Dataset excerpt:

====

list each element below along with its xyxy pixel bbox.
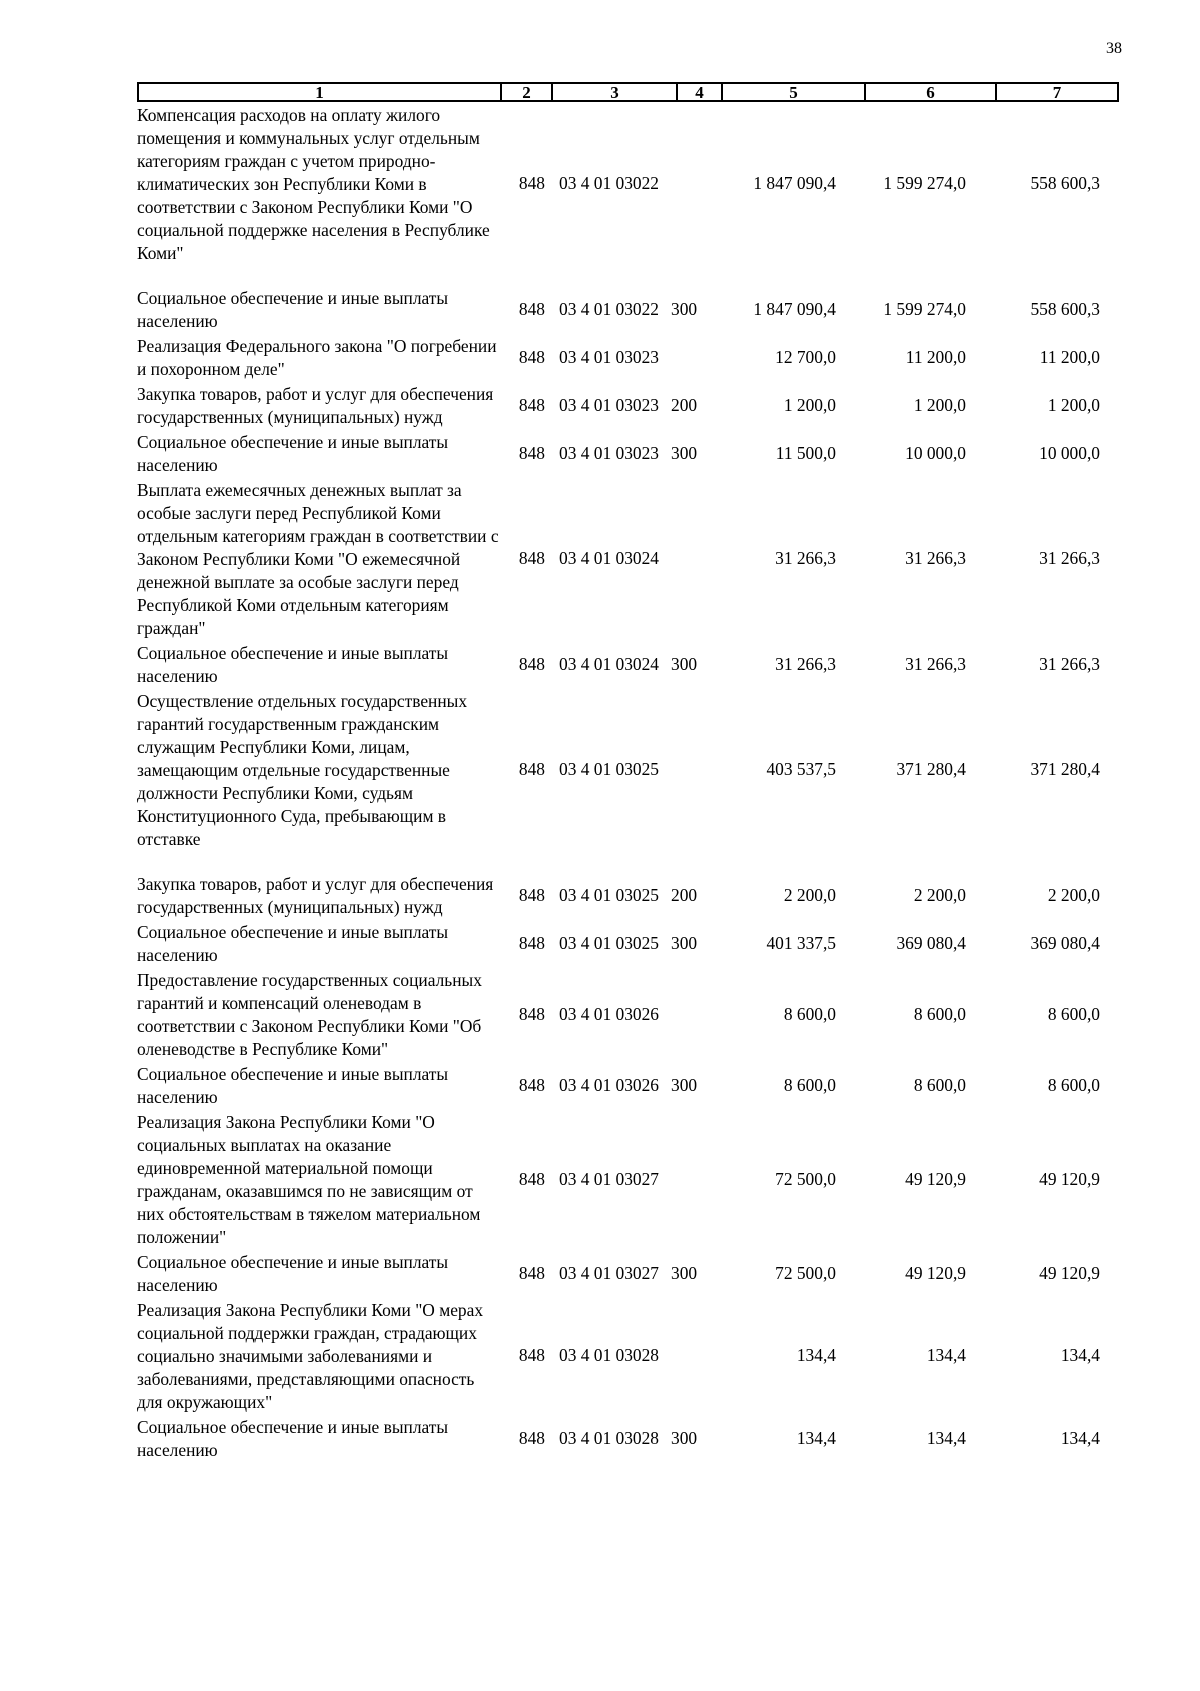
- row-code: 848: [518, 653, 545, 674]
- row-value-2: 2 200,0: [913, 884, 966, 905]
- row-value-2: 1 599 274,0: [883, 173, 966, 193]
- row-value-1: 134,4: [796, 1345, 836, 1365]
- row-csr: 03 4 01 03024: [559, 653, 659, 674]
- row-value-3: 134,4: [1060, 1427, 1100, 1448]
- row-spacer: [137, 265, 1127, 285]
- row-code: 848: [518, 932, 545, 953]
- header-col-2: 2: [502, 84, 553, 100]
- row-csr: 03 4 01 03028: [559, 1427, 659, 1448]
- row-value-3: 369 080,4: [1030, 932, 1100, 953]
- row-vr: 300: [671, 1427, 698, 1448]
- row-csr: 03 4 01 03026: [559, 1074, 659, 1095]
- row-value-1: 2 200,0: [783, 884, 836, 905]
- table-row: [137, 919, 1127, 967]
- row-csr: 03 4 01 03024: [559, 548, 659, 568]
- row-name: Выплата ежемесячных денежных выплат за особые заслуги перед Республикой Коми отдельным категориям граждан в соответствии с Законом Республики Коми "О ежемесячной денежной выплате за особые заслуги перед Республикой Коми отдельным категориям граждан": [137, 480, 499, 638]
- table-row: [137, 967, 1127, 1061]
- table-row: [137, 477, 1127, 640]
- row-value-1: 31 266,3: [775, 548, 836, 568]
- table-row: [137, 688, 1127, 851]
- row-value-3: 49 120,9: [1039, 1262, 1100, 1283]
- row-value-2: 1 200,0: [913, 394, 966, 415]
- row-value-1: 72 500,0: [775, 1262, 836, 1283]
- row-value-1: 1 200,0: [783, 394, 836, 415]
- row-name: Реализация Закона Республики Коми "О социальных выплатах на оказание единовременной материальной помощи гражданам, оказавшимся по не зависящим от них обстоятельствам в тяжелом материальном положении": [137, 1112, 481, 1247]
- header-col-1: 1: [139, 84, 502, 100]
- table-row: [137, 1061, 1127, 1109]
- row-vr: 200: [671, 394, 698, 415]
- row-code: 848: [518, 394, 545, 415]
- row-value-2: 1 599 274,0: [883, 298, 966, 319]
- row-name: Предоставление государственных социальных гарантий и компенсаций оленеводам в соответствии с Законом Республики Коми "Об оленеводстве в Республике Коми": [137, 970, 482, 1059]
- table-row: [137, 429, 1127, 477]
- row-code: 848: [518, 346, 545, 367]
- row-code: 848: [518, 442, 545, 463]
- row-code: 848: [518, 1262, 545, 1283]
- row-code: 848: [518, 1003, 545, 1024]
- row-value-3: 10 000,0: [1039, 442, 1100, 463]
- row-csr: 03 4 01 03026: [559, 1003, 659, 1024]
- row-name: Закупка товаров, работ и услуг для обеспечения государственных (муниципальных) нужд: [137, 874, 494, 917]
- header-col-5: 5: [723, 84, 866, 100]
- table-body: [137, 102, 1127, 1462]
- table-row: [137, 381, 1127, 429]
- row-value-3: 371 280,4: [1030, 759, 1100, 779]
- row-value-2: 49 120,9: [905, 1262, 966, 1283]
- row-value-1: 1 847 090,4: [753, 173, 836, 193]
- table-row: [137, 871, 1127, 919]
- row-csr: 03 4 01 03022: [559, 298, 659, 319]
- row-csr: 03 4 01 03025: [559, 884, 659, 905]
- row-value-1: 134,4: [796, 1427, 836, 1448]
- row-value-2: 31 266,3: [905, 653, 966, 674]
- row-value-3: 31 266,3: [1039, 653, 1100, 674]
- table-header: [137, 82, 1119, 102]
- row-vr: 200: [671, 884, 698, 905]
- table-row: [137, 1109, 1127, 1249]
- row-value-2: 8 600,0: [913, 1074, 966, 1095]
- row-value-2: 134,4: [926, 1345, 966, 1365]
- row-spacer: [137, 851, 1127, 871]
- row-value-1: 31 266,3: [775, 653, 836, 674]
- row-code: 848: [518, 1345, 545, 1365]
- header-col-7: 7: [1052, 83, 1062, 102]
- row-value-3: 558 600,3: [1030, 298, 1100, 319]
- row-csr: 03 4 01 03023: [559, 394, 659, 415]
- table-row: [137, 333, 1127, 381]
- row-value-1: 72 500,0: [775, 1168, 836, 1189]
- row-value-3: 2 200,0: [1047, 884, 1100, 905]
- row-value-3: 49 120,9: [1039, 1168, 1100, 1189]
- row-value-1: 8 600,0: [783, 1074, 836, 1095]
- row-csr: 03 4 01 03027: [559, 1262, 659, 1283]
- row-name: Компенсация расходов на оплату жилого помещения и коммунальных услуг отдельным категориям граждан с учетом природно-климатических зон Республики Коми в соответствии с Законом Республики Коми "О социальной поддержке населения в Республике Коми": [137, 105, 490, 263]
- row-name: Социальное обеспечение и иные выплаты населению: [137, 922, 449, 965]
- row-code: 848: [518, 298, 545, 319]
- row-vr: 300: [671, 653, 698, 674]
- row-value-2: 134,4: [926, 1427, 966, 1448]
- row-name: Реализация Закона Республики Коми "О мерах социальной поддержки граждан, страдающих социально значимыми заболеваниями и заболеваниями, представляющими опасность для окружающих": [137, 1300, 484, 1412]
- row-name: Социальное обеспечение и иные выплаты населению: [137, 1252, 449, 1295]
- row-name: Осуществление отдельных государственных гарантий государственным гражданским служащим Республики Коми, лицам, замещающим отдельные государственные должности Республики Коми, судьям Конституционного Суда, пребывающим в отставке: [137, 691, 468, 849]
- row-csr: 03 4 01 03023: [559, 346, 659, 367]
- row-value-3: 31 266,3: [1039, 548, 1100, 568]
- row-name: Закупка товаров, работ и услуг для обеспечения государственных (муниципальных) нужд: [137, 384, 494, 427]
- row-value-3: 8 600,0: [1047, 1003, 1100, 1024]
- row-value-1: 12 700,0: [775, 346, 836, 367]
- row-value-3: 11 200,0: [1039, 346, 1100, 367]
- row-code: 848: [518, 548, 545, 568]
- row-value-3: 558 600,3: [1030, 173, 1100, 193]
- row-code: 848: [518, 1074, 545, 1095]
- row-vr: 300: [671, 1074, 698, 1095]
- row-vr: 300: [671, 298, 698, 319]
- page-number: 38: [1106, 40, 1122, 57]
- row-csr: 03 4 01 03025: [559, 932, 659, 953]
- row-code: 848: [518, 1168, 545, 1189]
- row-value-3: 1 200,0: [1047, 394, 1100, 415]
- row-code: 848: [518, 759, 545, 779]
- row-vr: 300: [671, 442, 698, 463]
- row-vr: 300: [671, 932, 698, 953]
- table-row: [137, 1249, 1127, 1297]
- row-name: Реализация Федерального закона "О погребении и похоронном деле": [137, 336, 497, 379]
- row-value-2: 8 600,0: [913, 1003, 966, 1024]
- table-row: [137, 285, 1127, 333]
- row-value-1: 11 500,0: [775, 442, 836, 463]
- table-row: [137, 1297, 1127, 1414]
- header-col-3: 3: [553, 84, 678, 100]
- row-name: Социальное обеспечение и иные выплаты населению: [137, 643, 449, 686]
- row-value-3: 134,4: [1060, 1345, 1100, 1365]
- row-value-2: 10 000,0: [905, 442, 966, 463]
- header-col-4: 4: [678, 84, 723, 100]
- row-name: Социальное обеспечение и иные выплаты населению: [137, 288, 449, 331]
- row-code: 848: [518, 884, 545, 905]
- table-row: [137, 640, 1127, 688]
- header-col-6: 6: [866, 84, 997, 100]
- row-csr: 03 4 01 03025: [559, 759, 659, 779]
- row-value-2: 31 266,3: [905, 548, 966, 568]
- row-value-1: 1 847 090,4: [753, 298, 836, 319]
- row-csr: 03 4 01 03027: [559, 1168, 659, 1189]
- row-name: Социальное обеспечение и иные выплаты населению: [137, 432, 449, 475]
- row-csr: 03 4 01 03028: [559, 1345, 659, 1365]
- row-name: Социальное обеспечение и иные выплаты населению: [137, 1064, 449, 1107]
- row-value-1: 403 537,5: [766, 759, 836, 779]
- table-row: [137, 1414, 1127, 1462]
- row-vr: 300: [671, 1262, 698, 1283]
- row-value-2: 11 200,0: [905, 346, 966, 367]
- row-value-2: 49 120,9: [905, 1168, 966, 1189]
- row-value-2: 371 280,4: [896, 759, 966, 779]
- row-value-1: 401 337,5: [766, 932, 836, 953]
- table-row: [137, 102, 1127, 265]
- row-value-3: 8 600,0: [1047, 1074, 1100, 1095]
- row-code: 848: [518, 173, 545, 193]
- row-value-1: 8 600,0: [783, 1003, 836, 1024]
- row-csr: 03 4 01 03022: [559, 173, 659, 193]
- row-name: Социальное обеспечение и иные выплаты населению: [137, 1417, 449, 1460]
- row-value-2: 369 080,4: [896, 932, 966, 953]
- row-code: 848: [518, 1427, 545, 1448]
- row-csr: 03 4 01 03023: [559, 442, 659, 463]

====

> [The request] Repeat the lines of the data above, starting at the line that contains "- row-code: 848: [518, 653, 545, 674]" and ending at the line that contains "- row-value-3: 134,4: [1060, 1427, 1100, 1448]".

> [Result]
- row-code: 848: [518, 653, 545, 674]
- row-value-2: 2 200,0: [913, 884, 966, 905]
- row-value-2: 1 599 274,0: [883, 173, 966, 193]
- row-value-1: 134,4: [796, 1345, 836, 1365]
- row-csr: 03 4 01 03024: [559, 653, 659, 674]
- row-value-3: 134,4: [1060, 1427, 1100, 1448]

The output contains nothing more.